### Your task
Return the full listing exactly as it is written.

### The data
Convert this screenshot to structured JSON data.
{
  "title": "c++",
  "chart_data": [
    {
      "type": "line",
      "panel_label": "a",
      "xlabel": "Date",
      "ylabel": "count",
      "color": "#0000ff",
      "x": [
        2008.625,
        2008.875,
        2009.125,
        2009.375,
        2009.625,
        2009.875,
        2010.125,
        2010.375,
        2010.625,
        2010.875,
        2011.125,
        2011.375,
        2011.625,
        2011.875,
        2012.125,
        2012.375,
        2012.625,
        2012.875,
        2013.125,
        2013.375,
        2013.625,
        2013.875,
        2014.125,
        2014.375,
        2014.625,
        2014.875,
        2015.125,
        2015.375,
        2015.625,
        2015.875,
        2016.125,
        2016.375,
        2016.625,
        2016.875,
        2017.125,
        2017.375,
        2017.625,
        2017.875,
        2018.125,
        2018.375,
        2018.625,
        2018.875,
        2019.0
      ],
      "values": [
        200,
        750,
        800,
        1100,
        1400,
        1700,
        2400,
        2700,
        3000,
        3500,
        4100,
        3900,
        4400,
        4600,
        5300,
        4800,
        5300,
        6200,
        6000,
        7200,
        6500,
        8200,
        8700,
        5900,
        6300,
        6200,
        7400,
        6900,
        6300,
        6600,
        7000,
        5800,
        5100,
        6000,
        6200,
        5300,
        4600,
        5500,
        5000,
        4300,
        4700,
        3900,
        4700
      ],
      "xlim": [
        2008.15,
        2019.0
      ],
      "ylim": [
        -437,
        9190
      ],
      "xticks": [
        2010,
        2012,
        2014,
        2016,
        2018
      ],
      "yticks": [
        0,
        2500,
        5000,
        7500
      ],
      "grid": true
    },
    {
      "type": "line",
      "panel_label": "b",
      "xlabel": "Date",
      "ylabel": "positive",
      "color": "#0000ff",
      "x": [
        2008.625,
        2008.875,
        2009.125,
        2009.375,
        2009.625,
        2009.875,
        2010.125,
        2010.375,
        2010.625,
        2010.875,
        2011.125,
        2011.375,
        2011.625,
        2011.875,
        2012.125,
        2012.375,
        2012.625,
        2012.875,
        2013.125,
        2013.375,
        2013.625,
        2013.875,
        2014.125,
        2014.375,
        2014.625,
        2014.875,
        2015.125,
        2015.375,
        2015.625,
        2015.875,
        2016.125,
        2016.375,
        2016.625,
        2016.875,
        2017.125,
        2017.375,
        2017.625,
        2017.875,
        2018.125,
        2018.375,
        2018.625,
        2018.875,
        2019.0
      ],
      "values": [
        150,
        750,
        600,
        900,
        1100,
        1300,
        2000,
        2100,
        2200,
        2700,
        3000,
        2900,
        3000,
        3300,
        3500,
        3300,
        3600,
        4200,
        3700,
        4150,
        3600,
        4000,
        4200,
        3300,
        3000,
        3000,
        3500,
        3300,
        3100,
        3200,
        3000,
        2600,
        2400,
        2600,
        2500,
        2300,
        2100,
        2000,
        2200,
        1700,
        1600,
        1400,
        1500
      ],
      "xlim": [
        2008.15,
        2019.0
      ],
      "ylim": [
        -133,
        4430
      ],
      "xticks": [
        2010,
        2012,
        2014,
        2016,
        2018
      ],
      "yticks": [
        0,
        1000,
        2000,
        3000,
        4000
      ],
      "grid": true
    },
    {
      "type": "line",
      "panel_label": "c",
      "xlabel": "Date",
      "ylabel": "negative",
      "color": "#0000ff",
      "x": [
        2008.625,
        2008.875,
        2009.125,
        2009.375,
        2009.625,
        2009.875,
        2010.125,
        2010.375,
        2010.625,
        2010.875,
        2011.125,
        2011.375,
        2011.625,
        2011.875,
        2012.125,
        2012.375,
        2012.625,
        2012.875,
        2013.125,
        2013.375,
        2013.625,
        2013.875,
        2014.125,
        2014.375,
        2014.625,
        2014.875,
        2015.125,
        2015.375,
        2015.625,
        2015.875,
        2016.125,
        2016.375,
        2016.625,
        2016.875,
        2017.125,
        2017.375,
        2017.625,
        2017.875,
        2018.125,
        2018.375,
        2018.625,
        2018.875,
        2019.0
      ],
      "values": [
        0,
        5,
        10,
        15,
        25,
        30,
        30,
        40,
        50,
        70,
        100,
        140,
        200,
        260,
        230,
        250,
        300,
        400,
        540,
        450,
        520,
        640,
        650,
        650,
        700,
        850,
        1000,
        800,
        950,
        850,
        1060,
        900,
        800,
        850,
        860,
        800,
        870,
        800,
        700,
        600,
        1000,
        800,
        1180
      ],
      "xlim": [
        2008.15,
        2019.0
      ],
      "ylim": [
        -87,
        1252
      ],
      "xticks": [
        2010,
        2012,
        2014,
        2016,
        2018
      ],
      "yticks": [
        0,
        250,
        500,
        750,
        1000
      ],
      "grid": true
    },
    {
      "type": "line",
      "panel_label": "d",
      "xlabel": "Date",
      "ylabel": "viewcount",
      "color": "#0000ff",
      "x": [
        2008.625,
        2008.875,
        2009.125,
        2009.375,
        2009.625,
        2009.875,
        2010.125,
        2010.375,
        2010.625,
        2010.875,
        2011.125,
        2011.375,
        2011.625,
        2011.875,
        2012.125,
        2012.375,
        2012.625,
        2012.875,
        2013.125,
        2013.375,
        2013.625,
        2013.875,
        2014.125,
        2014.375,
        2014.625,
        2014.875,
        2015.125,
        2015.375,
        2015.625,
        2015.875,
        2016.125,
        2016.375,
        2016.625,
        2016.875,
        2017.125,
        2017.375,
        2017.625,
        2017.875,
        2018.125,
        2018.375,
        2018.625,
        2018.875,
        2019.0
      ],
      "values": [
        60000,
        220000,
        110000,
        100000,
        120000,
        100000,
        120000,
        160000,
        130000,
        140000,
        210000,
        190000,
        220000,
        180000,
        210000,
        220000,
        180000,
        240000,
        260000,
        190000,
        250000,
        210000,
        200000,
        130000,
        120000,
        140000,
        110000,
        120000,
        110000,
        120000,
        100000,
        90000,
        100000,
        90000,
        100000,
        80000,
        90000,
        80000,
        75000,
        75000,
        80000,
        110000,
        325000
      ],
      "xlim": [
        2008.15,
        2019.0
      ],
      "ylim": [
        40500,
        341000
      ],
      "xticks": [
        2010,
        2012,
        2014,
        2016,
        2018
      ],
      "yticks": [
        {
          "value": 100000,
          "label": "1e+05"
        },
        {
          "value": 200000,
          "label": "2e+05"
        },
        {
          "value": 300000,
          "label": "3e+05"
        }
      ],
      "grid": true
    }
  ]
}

### Expected output
Convert this screenshot to structured JSON data.
{
  "title": "c++",
  "chart_data": [
    {
      "type": "line",
      "panel_label": "a",
      "xlabel": "Date",
      "ylabel": "count",
      "color": "#0000ff",
      "x": [
        2008.625,
        2008.875,
        2009.125,
        2009.375,
        2009.625,
        2009.875,
        2010.125,
        2010.375,
        2010.625,
        2010.875,
        2011.125,
        2011.375,
        2011.625,
        2011.875,
        2012.125,
        2012.375,
        2012.625,
        2012.875,
        2013.125,
        2013.375,
        2013.625,
        2013.875,
        2014.125,
        2014.375,
        2014.625,
        2014.875,
        2015.125,
        2015.375,
        2015.625,
        2015.875,
        2016.125,
        2016.375,
        2016.625,
        2016.875,
        2017.125,
        2017.375,
        2017.625,
        2017.875,
        2018.125,
        2018.375,
        2018.625,
        2018.875,
        2019.0
      ],
      "values": [
        200,
        750,
        800,
        1100,
        1400,
        1700,
        2400,
        2700,
        3000,
        3500,
        4100,
        3900,
        4400,
        4600,
        5300,
        4800,
        5300,
        6200,
        6000,
        7200,
        6500,
        8200,
        8700,
        5900,
        6300,
        6200,
        7400,
        6900,
        6300,
        6600,
        7000,
        5800,
        5100,
        6000,
        6200,
        5300,
        4600,
        5500,
        5000,
        4300,
        4700,
        3900,
        4700
      ],
      "xlim": [
        2008.15,
        2019.0
      ],
      "ylim": [
        -437,
        9190
      ],
      "xticks": [
        2010,
        2012,
        2014,
        2016,
        2018
      ],
      "yticks": [
        0,
        2500,
        5000,
        7500
      ],
      "grid": true
    },
    {
      "type": "line",
      "panel_label": "b",
      "xlabel": "Date",
      "ylabel": "positive",
      "color": "#0000ff",
      "x": [
        2008.625,
        2008.875,
        2009.125,
        2009.375,
        2009.625,
        2009.875,
        2010.125,
        2010.375,
        2010.625,
        2010.875,
        2011.125,
        2011.375,
        2011.625,
        2011.875,
        2012.125,
        2012.375,
        2012.625,
        2012.875,
        2013.125,
        2013.375,
        2013.625,
        2013.875,
        2014.125,
        2014.375,
        2014.625,
        2014.875,
        2015.125,
        2015.375,
        2015.625,
        2015.875,
        2016.125,
        2016.375,
        2016.625,
        2016.875,
        2017.125,
        2017.375,
        2017.625,
        2017.875,
        2018.125,
        2018.375,
        2018.625,
        2018.875,
        2019.0
      ],
      "values": [
        150,
        750,
        600,
        900,
        1100,
        1300,
        2000,
        2100,
        2200,
        2700,
        3000,
        2900,
        3000,
        3300,
        3500,
        3300,
        3600,
        4200,
        3700,
        4150,
        3600,
        4000,
        4200,
        3300,
        3000,
        3000,
        3500,
        3300,
        3100,
        3200,
        3000,
        2600,
        2400,
        2600,
        2500,
        2300,
        2100,
        2000,
        2200,
        1700,
        1600,
        1400,
        1500
      ],
      "xlim": [
        2008.15,
        2019.0
      ],
      "ylim": [
        -133,
        4430
      ],
      "xticks": [
        2010,
        2012,
        2014,
        2016,
        2018
      ],
      "yticks": [
        0,
        1000,
        2000,
        3000,
        4000
      ],
      "grid": true
    },
    {
      "type": "line",
      "panel_label": "c",
      "xlabel": "Date",
      "ylabel": "negative",
      "color": "#0000ff",
      "x": [
        2008.625,
        2008.875,
        2009.125,
        2009.375,
        2009.625,
        2009.875,
        2010.125,
        2010.375,
        2010.625,
        2010.875,
        2011.125,
        2011.375,
        2011.625,
        2011.875,
        2012.125,
        2012.375,
        2012.625,
        2012.875,
        2013.125,
        2013.375,
        2013.625,
        2013.875,
        2014.125,
        2014.375,
        2014.625,
        2014.875,
        2015.125,
        2015.375,
        2015.625,
        2015.875,
        2016.125,
        2016.375,
        2016.625,
        2016.875,
        2017.125,
        2017.375,
        2017.625,
        2017.875,
        2018.125,
        2018.375,
        2018.625,
        2018.875,
        2019.0
      ],
      "values": [
        0,
        5,
        10,
        15,
        25,
        30,
        30,
        40,
        50,
        70,
        100,
        140,
        200,
        260,
        230,
        250,
        300,
        400,
        540,
        450,
        520,
        640,
        650,
        650,
        700,
        850,
        1000,
        800,
        950,
        850,
        1060,
        900,
        800,
        850,
        860,
        800,
        870,
        800,
        700,
        600,
        1000,
        800,
        1180
      ],
      "xlim": [
        2008.15,
        2019.0
      ],
      "ylim": [
        -87,
        1252
      ],
      "xticks": [
        2010,
        2012,
        2014,
        2016,
        2018
      ],
      "yticks": [
        0,
        250,
        500,
        750,
        1000
      ],
      "grid": true
    },
    {
      "type": "line",
      "panel_label": "d",
      "xlabel": "Date",
      "ylabel": "viewcount",
      "color": "#0000ff",
      "x": [
        2008.625,
        2008.875,
        2009.125,
        2009.375,
        2009.625,
        2009.875,
        2010.125,
        2010.375,
        2010.625,
        2010.875,
        2011.125,
        2011.375,
        2011.625,
        2011.875,
        2012.125,
        2012.375,
        2012.625,
        2012.875,
        2013.125,
        2013.375,
        2013.625,
        2013.875,
        2014.125,
        2014.375,
        2014.625,
        2014.875,
        2015.125,
        2015.375,
        2015.625,
        2015.875,
        2016.125,
        2016.375,
        2016.625,
        2016.875,
        2017.125,
        2017.375,
        2017.625,
        2017.875,
        2018.125,
        2018.375,
        2018.625,
        2018.875,
        2019.0
      ],
      "values": [
        60000,
        220000,
        110000,
        100000,
        120000,
        100000,
        120000,
        160000,
        130000,
        140000,
        210000,
        190000,
        220000,
        180000,
        210000,
        220000,
        180000,
        240000,
        260000,
        190000,
        250000,
        210000,
        200000,
        130000,
        120000,
        140000,
        110000,
        120000,
        110000,
        120000,
        100000,
        90000,
        100000,
        90000,
        100000,
        80000,
        90000,
        80000,
        75000,
        75000,
        80000,
        110000,
        325000
      ],
      "xlim": [
        2008.15,
        2019.0
      ],
      "ylim": [
        40500,
        341000
      ],
      "xticks": [
        2010,
        2012,
        2014,
        2016,
        2018
      ],
      "yticks": [
        {
          "value": 100000,
          "label": "1e+05"
        },
        {
          "value": 200000,
          "label": "2e+05"
        },
        {
          "value": 300000,
          "label": "3e+05"
        }
      ],
      "grid": true
    }
  ]
}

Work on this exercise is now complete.